[Collected data]
[Start]

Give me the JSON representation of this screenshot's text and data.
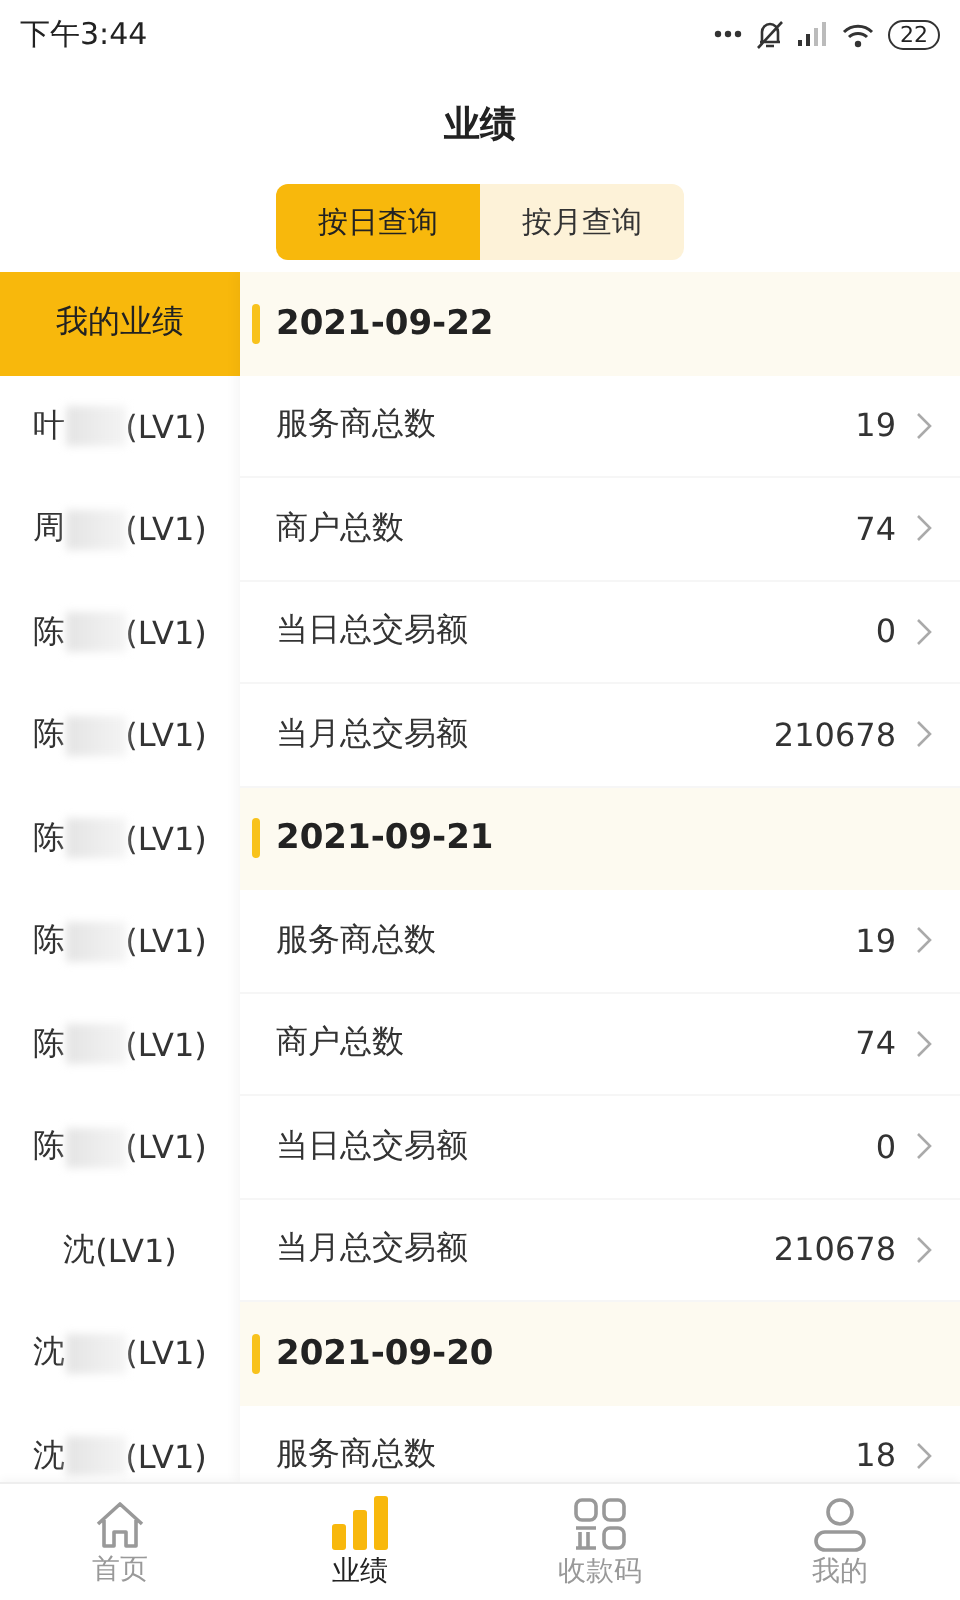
{
  "status_bar": {
    "time": "下午3:44",
    "battery": "22"
  },
  "title": "业绩",
  "tabs": [
    {
      "label": "按日查询",
      "selected": true
    },
    {
      "label": "按月查询",
      "selected": false
    }
  ],
  "sidebar": {
    "items": [
      {
        "name": "我的业绩",
        "selected": true
      },
      {
        "name": "叶",
        "tag": "(LV1)",
        "redacted": true,
        "selected": false
      },
      {
        "name": "周",
        "tag": "(LV1)",
        "redacted": true,
        "selected": false
      },
      {
        "name": "陈",
        "tag": "(LV1)",
        "redacted": true,
        "selected": false
      },
      {
        "name": "陈",
        "tag": "(LV1)",
        "redacted": true,
        "selected": false
      },
      {
        "name": "陈",
        "tag": "(LV1)",
        "redacted": true,
        "selected": false
      },
      {
        "name": "陈",
        "tag": "(LV1)",
        "redacted": true,
        "selected": false
      },
      {
        "name": "陈",
        "tag": "(LV1)",
        "redacted": true,
        "selected": false
      },
      {
        "name": "陈",
        "tag": "(LV1)",
        "redacted": true,
        "selected": false
      },
      {
        "name": "沈",
        "tag": "(LV1)",
        "redacted": false,
        "selected": false
      },
      {
        "name": "沈",
        "tag": "(LV1)",
        "redacted": true,
        "selected": false
      },
      {
        "name": "沈",
        "tag": "(LV1)",
        "redacted": true,
        "selected": false
      }
    ]
  },
  "days": [
    {
      "date": "2021-09-22",
      "rows": [
        {
          "label": "服务商总数",
          "value": "19"
        },
        {
          "label": "商户总数",
          "value": "74"
        },
        {
          "label": "当日总交易额",
          "value": "0"
        },
        {
          "label": "当月总交易额",
          "value": "210678"
        }
      ]
    },
    {
      "date": "2021-09-21",
      "rows": [
        {
          "label": "服务商总数",
          "value": "19"
        },
        {
          "label": "商户总数",
          "value": "74"
        },
        {
          "label": "当日总交易额",
          "value": "0"
        },
        {
          "label": "当月总交易额",
          "value": "210678"
        }
      ]
    },
    {
      "date": "2021-09-20",
      "rows": [
        {
          "label": "服务商总数",
          "value": "18"
        }
      ]
    }
  ],
  "bottom_nav": [
    {
      "label": "首页",
      "selected": false
    },
    {
      "label": "业绩",
      "selected": true
    },
    {
      "label": "收款码",
      "selected": false
    },
    {
      "label": "我的",
      "selected": false
    }
  ]
}
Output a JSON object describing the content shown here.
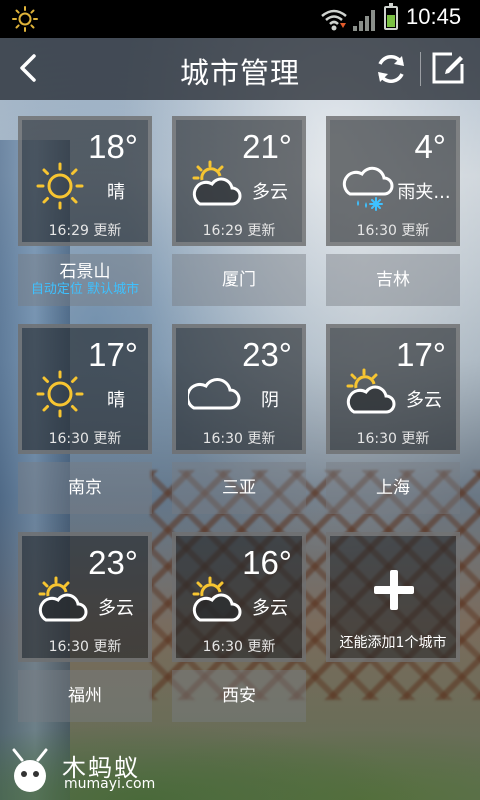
{
  "status_bar": {
    "time": "10:45"
  },
  "header": {
    "title": "城市管理"
  },
  "cities": [
    {
      "temp": "18°",
      "condition": "晴",
      "icon": "sun-icon",
      "updated": "16:29  更新",
      "name": "石景山",
      "tag_auto": "自动定位",
      "tag_default": "默认城市"
    },
    {
      "temp": "21°",
      "condition": "多云",
      "icon": "partly-cloudy-icon",
      "updated": "16:29  更新",
      "name": "厦门"
    },
    {
      "temp": "4°",
      "condition": "雨夹...",
      "icon": "sleet-icon",
      "updated": "16:30  更新",
      "name": "吉林"
    },
    {
      "temp": "17°",
      "condition": "晴",
      "icon": "sun-icon",
      "updated": "16:30  更新",
      "name": "南京"
    },
    {
      "temp": "23°",
      "condition": "阴",
      "icon": "cloud-icon",
      "updated": "16:30  更新",
      "name": "三亚"
    },
    {
      "temp": "17°",
      "condition": "多云",
      "icon": "partly-cloudy-icon",
      "updated": "16:30  更新",
      "name": "上海"
    },
    {
      "temp": "23°",
      "condition": "多云",
      "icon": "partly-cloudy-icon",
      "updated": "16:30  更新",
      "name": "福州"
    },
    {
      "temp": "16°",
      "condition": "多云",
      "icon": "partly-cloudy-icon",
      "updated": "16:30  更新",
      "name": "西安"
    }
  ],
  "add_city": {
    "label": "还能添加1个城市"
  },
  "watermark": {
    "brand": "木蚂蚁",
    "url": "mumayi.com"
  },
  "colors": {
    "accent_tag": "#3ec1ff",
    "sun": "#f7c531",
    "battery": "#7ac043"
  }
}
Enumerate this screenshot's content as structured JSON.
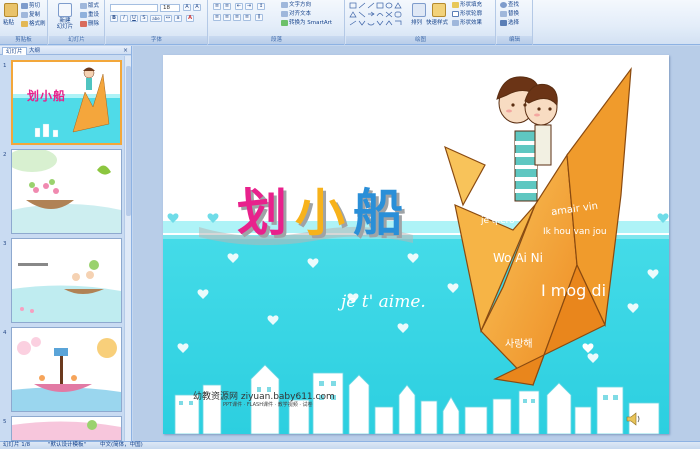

[End]

=== Objective ===
Exclude the pictures and repeat every other part of the records word for word.

=== Solution below ===
Give me the JSON representation of this screenshot's text and data.
{
  "status_bar": {
    "time": "下午3:44",
    "battery": "22"
  },
  "title": "业绩",
  "tabs": [
    {
      "label": "按日查询",
      "selected": true
    },
    {
      "label": "按月查询",
      "selected": false
    }
  ],
  "sidebar": {
    "items": [
      {
        "name": "我的业绩",
        "selected": true
      },
      {
        "name": "叶",
        "tag": "(LV1)",
        "redacted": true,
        "selected": false
      },
      {
        "name": "周",
        "tag": "(LV1)",
        "redacted": true,
        "selected": false
      },
      {
        "name": "陈",
        "tag": "(LV1)",
        "redacted": true,
        "selected": false
      },
      {
        "name": "陈",
        "tag": "(LV1)",
        "redacted": true,
        "selected": false
      },
      {
        "name": "陈",
        "tag": "(LV1)",
        "redacted": true,
        "selected": false
      },
      {
        "name": "陈",
        "tag": "(LV1)",
        "redacted": true,
        "selected": false
      },
      {
        "name": "陈",
        "tag": "(LV1)",
        "redacted": true,
        "selected": false
      },
      {
        "name": "陈",
        "tag": "(LV1)",
        "redacted": true,
        "selected": false
      },
      {
        "name": "沈",
        "tag": "(LV1)",
        "redacted": false,
        "selected": false
      },
      {
        "name": "沈",
        "tag": "(LV1)",
        "redacted": true,
        "selected": false
      },
      {
        "name": "沈",
        "tag": "(LV1)",
        "redacted": true,
        "selected": false
      }
    ]
  },
  "days": [
    {
      "date": "2021-09-22",
      "rows": [
        {
          "label": "服务商总数",
          "value": "19"
        },
        {
          "label": "商户总数",
          "value": "74"
        },
        {
          "label": "当日总交易额",
          "value": "0"
        },
        {
          "label": "当月总交易额",
          "value": "210678"
        }
      ]
    },
    {
      "date": "2021-09-21",
      "rows": [
        {
          "label": "服务商总数",
          "value": "19"
        },
        {
          "label": "商户总数",
          "value": "74"
        },
        {
          "label": "当日总交易额",
          "value": "0"
        },
        {
          "label": "当月总交易额",
          "value": "210678"
        }
      ]
    },
    {
      "date": "2021-09-20",
      "rows": [
        {
          "label": "服务商总数",
          "value": "18"
        }
      ]
    }
  ],
  "bottom_nav": [
    {
      "label": "首页",
      "selected": false
    },
    {
      "label": "业绩",
      "selected": true
    },
    {
      "label": "收款码",
      "selected": false
    },
    {
      "label": "我的",
      "selected": false
    }
  ]
}
Output a JSON object describing the content shown here.
{
  "status_bar": {
    "time": "10:45"
  },
  "header": {
    "title": "城市管理"
  },
  "cities": [
    {
      "temp": "18°",
      "condition": "晴",
      "icon": "sun-icon",
      "updated": "16:29  更新",
      "name": "石景山",
      "tag_auto": "自动定位",
      "tag_default": "默认城市"
    },
    {
      "temp": "21°",
      "condition": "多云",
      "icon": "partly-cloudy-icon",
      "updated": "16:29  更新",
      "name": "厦门"
    },
    {
      "temp": "4°",
      "condition": "雨夹...",
      "icon": "sleet-icon",
      "updated": "16:30  更新",
      "name": "吉林"
    },
    {
      "temp": "17°",
      "condition": "晴",
      "icon": "sun-icon",
      "updated": "16:30  更新",
      "name": "南京"
    },
    {
      "temp": "23°",
      "condition": "阴",
      "icon": "cloud-icon",
      "updated": "16:30  更新",
      "name": "三亚"
    },
    {
      "temp": "17°",
      "condition": "多云",
      "icon": "partly-cloudy-icon",
      "updated": "16:30  更新",
      "name": "上海"
    },
    {
      "temp": "23°",
      "condition": "多云",
      "icon": "partly-cloudy-icon",
      "updated": "16:30  更新",
      "name": "福州"
    },
    {
      "temp": "16°",
      "condition": "多云",
      "icon": "partly-cloudy-icon",
      "updated": "16:30  更新",
      "name": "西安"
    }
  ],
  "add_city": {
    "label": "还能添加1个城市"
  },
  "watermark": {
    "brand": "木蚂蚁",
    "url": "mumayi.com"
  },
  "colors": {
    "accent_tag": "#3ec1ff",
    "sun": "#f7c531",
    "battery": "#7ac043"
  }
}
Enumerate this screenshot's content as structured JSON.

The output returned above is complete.